■ Task description: Below is a listing; reproduce each line of it exactly.

■ Extracted information:
--- --- ---

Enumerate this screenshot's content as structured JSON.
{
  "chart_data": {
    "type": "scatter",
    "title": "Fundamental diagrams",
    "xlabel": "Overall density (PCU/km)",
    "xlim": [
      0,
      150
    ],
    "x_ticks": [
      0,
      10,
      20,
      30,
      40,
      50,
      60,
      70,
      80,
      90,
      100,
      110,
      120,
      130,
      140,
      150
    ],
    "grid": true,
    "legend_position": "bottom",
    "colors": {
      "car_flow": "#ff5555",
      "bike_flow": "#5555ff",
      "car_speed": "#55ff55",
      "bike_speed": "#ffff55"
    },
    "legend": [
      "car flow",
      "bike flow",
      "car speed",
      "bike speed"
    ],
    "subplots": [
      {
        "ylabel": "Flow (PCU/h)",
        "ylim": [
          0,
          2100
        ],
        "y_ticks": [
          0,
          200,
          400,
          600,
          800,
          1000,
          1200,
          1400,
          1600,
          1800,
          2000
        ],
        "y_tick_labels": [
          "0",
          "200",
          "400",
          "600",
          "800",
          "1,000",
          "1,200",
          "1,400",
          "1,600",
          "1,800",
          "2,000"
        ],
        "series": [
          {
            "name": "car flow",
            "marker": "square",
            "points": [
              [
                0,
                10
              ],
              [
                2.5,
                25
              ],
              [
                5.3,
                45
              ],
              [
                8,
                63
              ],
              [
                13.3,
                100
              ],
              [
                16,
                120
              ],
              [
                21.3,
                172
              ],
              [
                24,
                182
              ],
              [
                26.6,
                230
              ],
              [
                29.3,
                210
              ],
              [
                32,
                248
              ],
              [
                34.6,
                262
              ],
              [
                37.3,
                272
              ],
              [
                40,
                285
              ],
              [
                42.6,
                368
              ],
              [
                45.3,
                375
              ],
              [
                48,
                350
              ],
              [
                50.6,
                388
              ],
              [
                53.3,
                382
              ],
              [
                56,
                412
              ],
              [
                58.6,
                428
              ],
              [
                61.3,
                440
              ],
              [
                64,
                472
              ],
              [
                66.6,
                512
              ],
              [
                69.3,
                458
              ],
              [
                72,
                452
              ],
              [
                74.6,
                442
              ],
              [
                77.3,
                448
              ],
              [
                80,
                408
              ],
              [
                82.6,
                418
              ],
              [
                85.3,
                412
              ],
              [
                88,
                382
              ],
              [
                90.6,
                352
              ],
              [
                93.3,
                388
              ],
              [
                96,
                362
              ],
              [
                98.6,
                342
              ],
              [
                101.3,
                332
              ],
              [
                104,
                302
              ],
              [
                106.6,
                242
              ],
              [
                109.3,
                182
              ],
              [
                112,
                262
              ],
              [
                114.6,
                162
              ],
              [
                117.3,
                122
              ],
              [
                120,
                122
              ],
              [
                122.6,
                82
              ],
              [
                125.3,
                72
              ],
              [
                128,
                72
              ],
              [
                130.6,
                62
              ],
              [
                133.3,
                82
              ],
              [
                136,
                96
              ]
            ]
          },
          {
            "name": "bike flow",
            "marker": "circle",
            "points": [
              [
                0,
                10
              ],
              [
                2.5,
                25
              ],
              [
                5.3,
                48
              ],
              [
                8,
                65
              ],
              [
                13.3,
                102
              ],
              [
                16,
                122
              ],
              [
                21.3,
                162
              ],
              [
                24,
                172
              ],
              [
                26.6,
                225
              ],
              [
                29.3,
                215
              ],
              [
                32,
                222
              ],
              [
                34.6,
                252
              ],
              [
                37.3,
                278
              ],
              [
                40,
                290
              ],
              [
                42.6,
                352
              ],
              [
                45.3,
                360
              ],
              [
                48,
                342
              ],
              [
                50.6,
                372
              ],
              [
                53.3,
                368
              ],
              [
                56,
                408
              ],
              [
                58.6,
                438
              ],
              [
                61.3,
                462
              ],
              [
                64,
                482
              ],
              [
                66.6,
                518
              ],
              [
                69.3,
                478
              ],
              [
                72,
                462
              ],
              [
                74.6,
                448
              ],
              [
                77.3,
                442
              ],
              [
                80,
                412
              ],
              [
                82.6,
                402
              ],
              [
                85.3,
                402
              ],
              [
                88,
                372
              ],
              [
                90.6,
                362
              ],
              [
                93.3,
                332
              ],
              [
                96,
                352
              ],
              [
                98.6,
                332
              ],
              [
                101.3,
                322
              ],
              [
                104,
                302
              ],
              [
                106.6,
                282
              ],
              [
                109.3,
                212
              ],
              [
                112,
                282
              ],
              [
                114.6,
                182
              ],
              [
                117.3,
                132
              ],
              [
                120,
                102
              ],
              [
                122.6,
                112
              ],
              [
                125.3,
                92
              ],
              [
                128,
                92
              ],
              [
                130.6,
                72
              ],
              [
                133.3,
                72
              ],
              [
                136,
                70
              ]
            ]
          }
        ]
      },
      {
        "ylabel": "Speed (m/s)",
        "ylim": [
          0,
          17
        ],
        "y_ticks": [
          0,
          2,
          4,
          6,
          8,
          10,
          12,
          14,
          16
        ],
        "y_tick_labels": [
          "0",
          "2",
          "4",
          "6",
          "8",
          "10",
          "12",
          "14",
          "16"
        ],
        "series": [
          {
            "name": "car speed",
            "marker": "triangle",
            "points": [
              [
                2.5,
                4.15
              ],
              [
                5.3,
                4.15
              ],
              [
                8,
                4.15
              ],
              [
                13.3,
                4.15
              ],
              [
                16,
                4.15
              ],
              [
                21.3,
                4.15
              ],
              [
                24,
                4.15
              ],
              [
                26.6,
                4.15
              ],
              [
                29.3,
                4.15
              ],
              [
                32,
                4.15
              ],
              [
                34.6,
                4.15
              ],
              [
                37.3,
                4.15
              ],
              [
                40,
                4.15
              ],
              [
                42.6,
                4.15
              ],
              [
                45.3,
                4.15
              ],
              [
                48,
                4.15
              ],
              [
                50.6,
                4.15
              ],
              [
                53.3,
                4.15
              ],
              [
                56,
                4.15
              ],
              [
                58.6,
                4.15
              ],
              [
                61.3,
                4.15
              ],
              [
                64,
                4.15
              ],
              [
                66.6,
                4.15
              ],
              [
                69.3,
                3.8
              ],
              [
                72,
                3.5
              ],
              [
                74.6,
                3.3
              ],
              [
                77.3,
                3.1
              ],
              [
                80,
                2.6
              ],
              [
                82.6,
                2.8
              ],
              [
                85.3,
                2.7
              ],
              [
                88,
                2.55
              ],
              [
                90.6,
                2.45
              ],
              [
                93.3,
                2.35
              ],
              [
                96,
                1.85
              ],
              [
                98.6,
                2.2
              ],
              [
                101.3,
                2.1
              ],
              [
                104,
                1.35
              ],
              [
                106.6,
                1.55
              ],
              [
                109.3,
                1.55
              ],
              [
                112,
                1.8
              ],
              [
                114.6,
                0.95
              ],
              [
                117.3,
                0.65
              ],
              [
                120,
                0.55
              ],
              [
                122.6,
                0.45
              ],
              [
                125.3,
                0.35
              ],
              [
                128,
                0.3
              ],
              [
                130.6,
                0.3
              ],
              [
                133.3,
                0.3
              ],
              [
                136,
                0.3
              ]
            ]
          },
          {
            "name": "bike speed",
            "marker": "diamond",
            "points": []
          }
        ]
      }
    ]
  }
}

--- --- ---

■ Answer to the task:
Enumerate this screenshot's content as structured JSON.
{
  "chart_data": {
    "type": "scatter",
    "title": "Fundamental diagrams",
    "xlabel": "Overall density (PCU/km)",
    "xlim": [
      0,
      150
    ],
    "x_ticks": [
      0,
      10,
      20,
      30,
      40,
      50,
      60,
      70,
      80,
      90,
      100,
      110,
      120,
      130,
      140,
      150
    ],
    "grid": true,
    "legend_position": "bottom",
    "colors": {
      "car_flow": "#ff5555",
      "bike_flow": "#5555ff",
      "car_speed": "#55ff55",
      "bike_speed": "#ffff55"
    },
    "legend": [
      "car flow",
      "bike flow",
      "car speed",
      "bike speed"
    ],
    "subplots": [
      {
        "ylabel": "Flow (PCU/h)",
        "ylim": [
          0,
          2100
        ],
        "y_ticks": [
          0,
          200,
          400,
          600,
          800,
          1000,
          1200,
          1400,
          1600,
          1800,
          2000
        ],
        "y_tick_labels": [
          "0",
          "200",
          "400",
          "600",
          "800",
          "1,000",
          "1,200",
          "1,400",
          "1,600",
          "1,800",
          "2,000"
        ],
        "series": [
          {
            "name": "car flow",
            "marker": "square",
            "points": [
              [
                0,
                10
              ],
              [
                2.5,
                25
              ],
              [
                5.3,
                45
              ],
              [
                8,
                63
              ],
              [
                13.3,
                100
              ],
              [
                16,
                120
              ],
              [
                21.3,
                172
              ],
              [
                24,
                182
              ],
              [
                26.6,
                230
              ],
              [
                29.3,
                210
              ],
              [
                32,
                248
              ],
              [
                34.6,
                262
              ],
              [
                37.3,
                272
              ],
              [
                40,
                285
              ],
              [
                42.6,
                368
              ],
              [
                45.3,
                375
              ],
              [
                48,
                350
              ],
              [
                50.6,
                388
              ],
              [
                53.3,
                382
              ],
              [
                56,
                412
              ],
              [
                58.6,
                428
              ],
              [
                61.3,
                440
              ],
              [
                64,
                472
              ],
              [
                66.6,
                512
              ],
              [
                69.3,
                458
              ],
              [
                72,
                452
              ],
              [
                74.6,
                442
              ],
              [
                77.3,
                448
              ],
              [
                80,
                408
              ],
              [
                82.6,
                418
              ],
              [
                85.3,
                412
              ],
              [
                88,
                382
              ],
              [
                90.6,
                352
              ],
              [
                93.3,
                388
              ],
              [
                96,
                362
              ],
              [
                98.6,
                342
              ],
              [
                101.3,
                332
              ],
              [
                104,
                302
              ],
              [
                106.6,
                242
              ],
              [
                109.3,
                182
              ],
              [
                112,
                262
              ],
              [
                114.6,
                162
              ],
              [
                117.3,
                122
              ],
              [
                120,
                122
              ],
              [
                122.6,
                82
              ],
              [
                125.3,
                72
              ],
              [
                128,
                72
              ],
              [
                130.6,
                62
              ],
              [
                133.3,
                82
              ],
              [
                136,
                96
              ]
            ]
          },
          {
            "name": "bike flow",
            "marker": "circle",
            "points": [
              [
                0,
                10
              ],
              [
                2.5,
                25
              ],
              [
                5.3,
                48
              ],
              [
                8,
                65
              ],
              [
                13.3,
                102
              ],
              [
                16,
                122
              ],
              [
                21.3,
                162
              ],
              [
                24,
                172
              ],
              [
                26.6,
                225
              ],
              [
                29.3,
                215
              ],
              [
                32,
                222
              ],
              [
                34.6,
                252
              ],
              [
                37.3,
                278
              ],
              [
                40,
                290
              ],
              [
                42.6,
                352
              ],
              [
                45.3,
                360
              ],
              [
                48,
                342
              ],
              [
                50.6,
                372
              ],
              [
                53.3,
                368
              ],
              [
                56,
                408
              ],
              [
                58.6,
                438
              ],
              [
                61.3,
                462
              ],
              [
                64,
                482
              ],
              [
                66.6,
                518
              ],
              [
                69.3,
                478
              ],
              [
                72,
                462
              ],
              [
                74.6,
                448
              ],
              [
                77.3,
                442
              ],
              [
                80,
                412
              ],
              [
                82.6,
                402
              ],
              [
                85.3,
                402
              ],
              [
                88,
                372
              ],
              [
                90.6,
                362
              ],
              [
                93.3,
                332
              ],
              [
                96,
                352
              ],
              [
                98.6,
                332
              ],
              [
                101.3,
                322
              ],
              [
                104,
                302
              ],
              [
                106.6,
                282
              ],
              [
                109.3,
                212
              ],
              [
                112,
                282
              ],
              [
                114.6,
                182
              ],
              [
                117.3,
                132
              ],
              [
                120,
                102
              ],
              [
                122.6,
                112
              ],
              [
                125.3,
                92
              ],
              [
                128,
                92
              ],
              [
                130.6,
                72
              ],
              [
                133.3,
                72
              ],
              [
                136,
                70
              ]
            ]
          }
        ]
      },
      {
        "ylabel": "Speed (m/s)",
        "ylim": [
          0,
          17
        ],
        "y_ticks": [
          0,
          2,
          4,
          6,
          8,
          10,
          12,
          14,
          16
        ],
        "y_tick_labels": [
          "0",
          "2",
          "4",
          "6",
          "8",
          "10",
          "12",
          "14",
          "16"
        ],
        "series": [
          {
            "name": "car speed",
            "marker": "triangle",
            "points": [
              [
                2.5,
                4.15
              ],
              [
                5.3,
                4.15
              ],
              [
                8,
                4.15
              ],
              [
                13.3,
                4.15
              ],
              [
                16,
                4.15
              ],
              [
                21.3,
                4.15
              ],
              [
                24,
                4.15
              ],
              [
                26.6,
                4.15
              ],
              [
                29.3,
                4.15
              ],
              [
                32,
                4.15
              ],
              [
                34.6,
                4.15
              ],
              [
                37.3,
                4.15
              ],
              [
                40,
                4.15
              ],
              [
                42.6,
                4.15
              ],
              [
                45.3,
                4.15
              ],
              [
                48,
                4.15
              ],
              [
                50.6,
                4.15
              ],
              [
                53.3,
                4.15
              ],
              [
                56,
                4.15
              ],
              [
                58.6,
                4.15
              ],
              [
                61.3,
                4.15
              ],
              [
                64,
                4.15
              ],
              [
                66.6,
                4.15
              ],
              [
                69.3,
                3.8
              ],
              [
                72,
                3.5
              ],
              [
                74.6,
                3.3
              ],
              [
                77.3,
                3.1
              ],
              [
                80,
                2.6
              ],
              [
                82.6,
                2.8
              ],
              [
                85.3,
                2.7
              ],
              [
                88,
                2.55
              ],
              [
                90.6,
                2.45
              ],
              [
                93.3,
                2.35
              ],
              [
                96,
                1.85
              ],
              [
                98.6,
                2.2
              ],
              [
                101.3,
                2.1
              ],
              [
                104,
                1.35
              ],
              [
                106.6,
                1.55
              ],
              [
                109.3,
                1.55
              ],
              [
                112,
                1.8
              ],
              [
                114.6,
                0.95
              ],
              [
                117.3,
                0.65
              ],
              [
                120,
                0.55
              ],
              [
                122.6,
                0.45
              ],
              [
                125.3,
                0.35
              ],
              [
                128,
                0.3
              ],
              [
                130.6,
                0.3
              ],
              [
                133.3,
                0.3
              ],
              [
                136,
                0.3
              ]
            ]
          },
          {
            "name": "bike speed",
            "marker": "diamond",
            "points": []
          }
        ]
      }
    ]
  }
}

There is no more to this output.